(Items from a data source)
• • • • • • •

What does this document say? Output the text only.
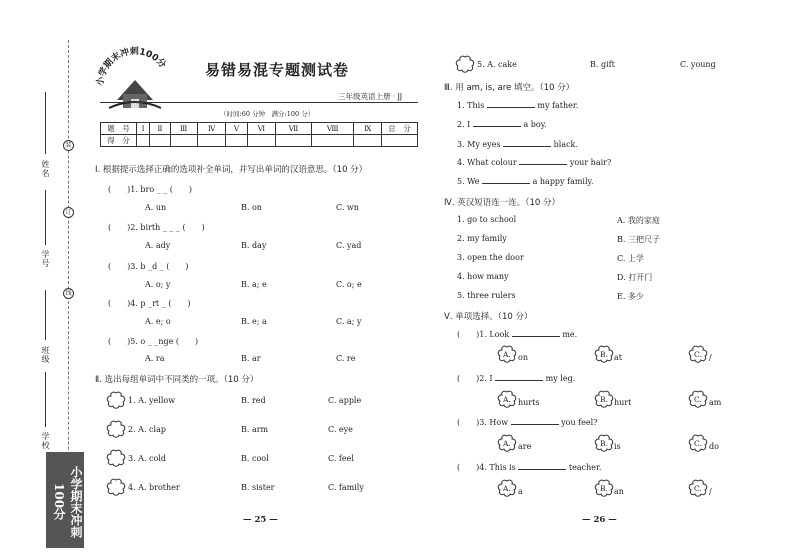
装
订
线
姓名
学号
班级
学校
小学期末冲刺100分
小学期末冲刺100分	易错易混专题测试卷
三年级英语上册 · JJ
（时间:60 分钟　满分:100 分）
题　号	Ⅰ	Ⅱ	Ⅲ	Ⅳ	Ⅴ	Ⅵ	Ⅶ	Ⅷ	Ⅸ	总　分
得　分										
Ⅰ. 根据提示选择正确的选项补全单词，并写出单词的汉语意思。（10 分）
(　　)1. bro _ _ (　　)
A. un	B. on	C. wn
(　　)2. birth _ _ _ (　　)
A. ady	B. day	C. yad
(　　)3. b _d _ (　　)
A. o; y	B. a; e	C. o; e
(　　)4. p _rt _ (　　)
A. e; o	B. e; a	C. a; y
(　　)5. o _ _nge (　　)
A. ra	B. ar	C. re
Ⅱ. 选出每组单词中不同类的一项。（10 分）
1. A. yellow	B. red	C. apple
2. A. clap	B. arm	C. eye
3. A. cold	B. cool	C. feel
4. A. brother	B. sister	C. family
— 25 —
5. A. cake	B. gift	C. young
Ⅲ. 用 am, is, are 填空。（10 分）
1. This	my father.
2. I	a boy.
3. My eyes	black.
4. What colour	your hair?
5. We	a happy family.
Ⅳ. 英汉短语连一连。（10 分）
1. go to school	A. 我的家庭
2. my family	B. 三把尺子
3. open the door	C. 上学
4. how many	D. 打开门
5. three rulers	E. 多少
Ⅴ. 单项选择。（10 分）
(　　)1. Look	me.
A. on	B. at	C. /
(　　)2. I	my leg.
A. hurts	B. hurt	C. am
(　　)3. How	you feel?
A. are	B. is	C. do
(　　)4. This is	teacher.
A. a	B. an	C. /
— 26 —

• • • • • • •

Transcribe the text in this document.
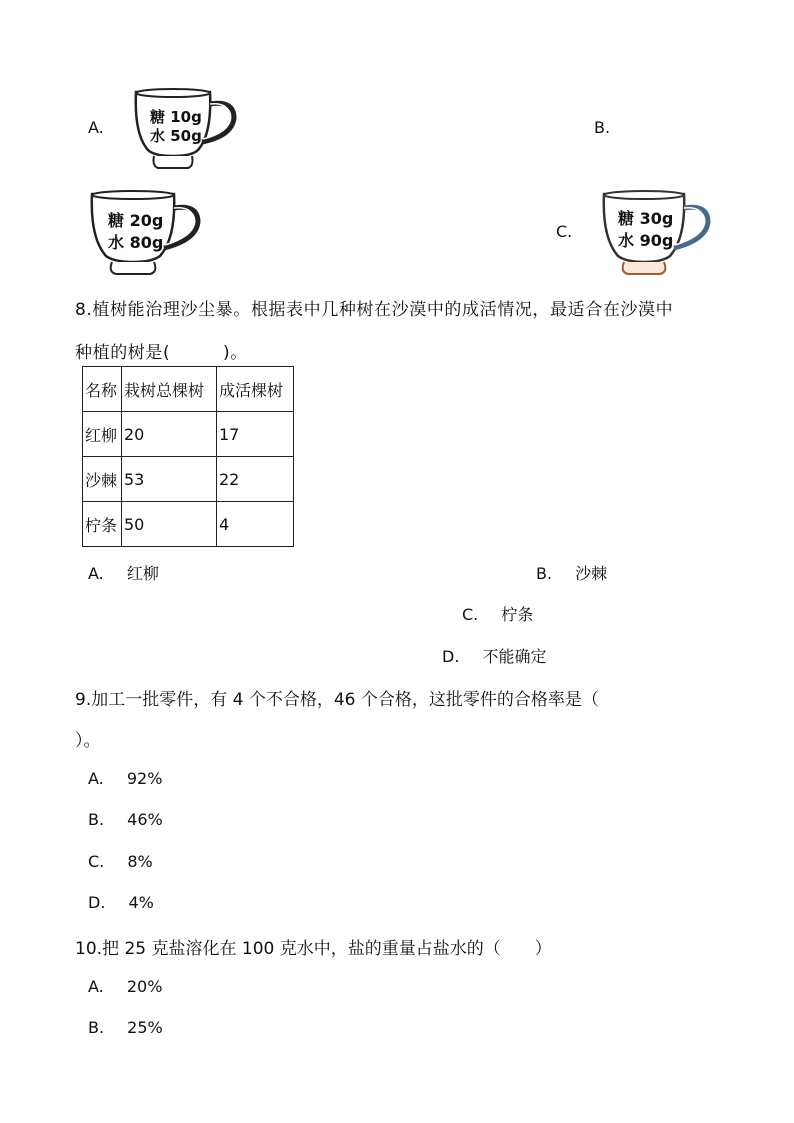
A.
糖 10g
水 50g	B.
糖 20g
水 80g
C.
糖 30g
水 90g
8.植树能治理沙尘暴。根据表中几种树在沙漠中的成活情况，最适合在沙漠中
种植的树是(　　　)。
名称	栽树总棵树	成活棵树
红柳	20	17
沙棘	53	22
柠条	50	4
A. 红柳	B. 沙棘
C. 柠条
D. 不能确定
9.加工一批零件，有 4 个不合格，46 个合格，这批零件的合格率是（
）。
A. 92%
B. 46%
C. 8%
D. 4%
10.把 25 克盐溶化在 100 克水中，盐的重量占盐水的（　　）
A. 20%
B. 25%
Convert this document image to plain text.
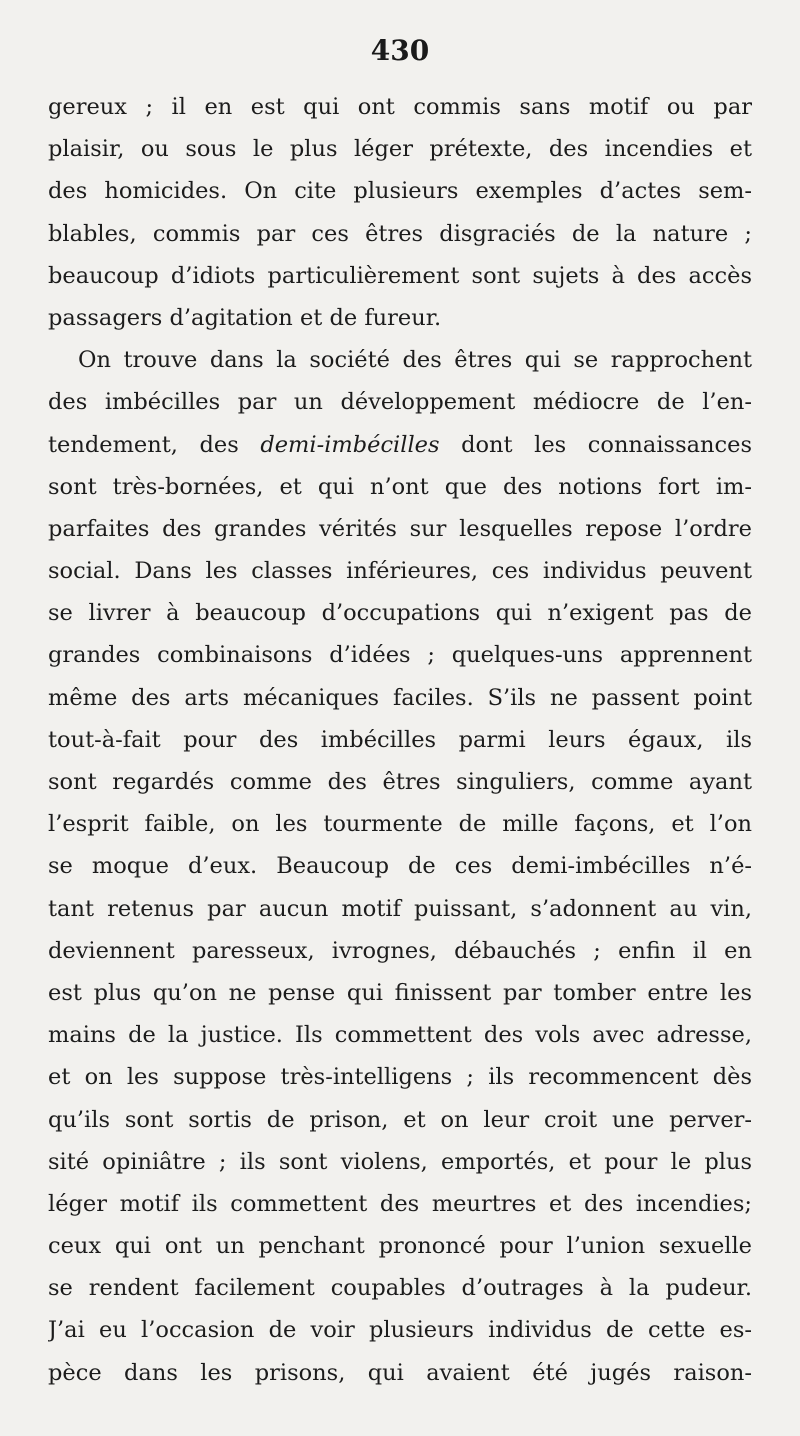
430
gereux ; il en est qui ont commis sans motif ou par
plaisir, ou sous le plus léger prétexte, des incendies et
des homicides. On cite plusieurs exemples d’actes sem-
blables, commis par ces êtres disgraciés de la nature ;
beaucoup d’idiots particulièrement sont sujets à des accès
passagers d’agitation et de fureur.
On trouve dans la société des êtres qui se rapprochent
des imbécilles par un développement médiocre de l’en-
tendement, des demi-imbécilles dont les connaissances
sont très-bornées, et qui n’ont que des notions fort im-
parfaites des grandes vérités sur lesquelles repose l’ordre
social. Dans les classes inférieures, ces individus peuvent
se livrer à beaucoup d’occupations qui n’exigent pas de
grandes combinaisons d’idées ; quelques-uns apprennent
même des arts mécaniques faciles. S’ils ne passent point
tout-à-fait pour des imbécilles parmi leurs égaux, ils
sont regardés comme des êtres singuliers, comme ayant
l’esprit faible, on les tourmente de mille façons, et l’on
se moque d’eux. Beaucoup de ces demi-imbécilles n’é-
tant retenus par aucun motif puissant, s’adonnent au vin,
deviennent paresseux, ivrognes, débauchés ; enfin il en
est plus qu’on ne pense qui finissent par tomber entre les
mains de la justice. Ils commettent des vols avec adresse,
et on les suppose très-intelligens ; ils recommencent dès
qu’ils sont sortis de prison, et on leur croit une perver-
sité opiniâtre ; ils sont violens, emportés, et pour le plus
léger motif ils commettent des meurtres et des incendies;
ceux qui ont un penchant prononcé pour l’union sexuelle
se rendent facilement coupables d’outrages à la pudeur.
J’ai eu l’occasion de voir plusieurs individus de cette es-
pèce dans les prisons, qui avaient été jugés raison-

• • • • • • •

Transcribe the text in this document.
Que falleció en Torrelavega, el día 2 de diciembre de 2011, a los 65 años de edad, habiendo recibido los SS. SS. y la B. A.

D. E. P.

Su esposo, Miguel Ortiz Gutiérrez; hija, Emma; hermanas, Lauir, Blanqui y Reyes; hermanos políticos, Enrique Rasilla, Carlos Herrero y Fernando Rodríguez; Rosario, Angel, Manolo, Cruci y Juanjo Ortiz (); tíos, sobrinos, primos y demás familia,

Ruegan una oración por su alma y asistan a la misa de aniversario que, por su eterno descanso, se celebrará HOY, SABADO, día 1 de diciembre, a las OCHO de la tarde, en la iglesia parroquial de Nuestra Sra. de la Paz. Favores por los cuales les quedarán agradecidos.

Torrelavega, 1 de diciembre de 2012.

• • • • • • •

◆ PROBLEM ◆
Copy every line of the listing where the word "motif" appears.

◆ EXERCISE RESULT ◆
gereux ; il en est qui ont commis sans motif ou par
tant retenus par aucun motif puissant, s’adonnent au vin,
léger motif ils commettent des meurtres et des incendies;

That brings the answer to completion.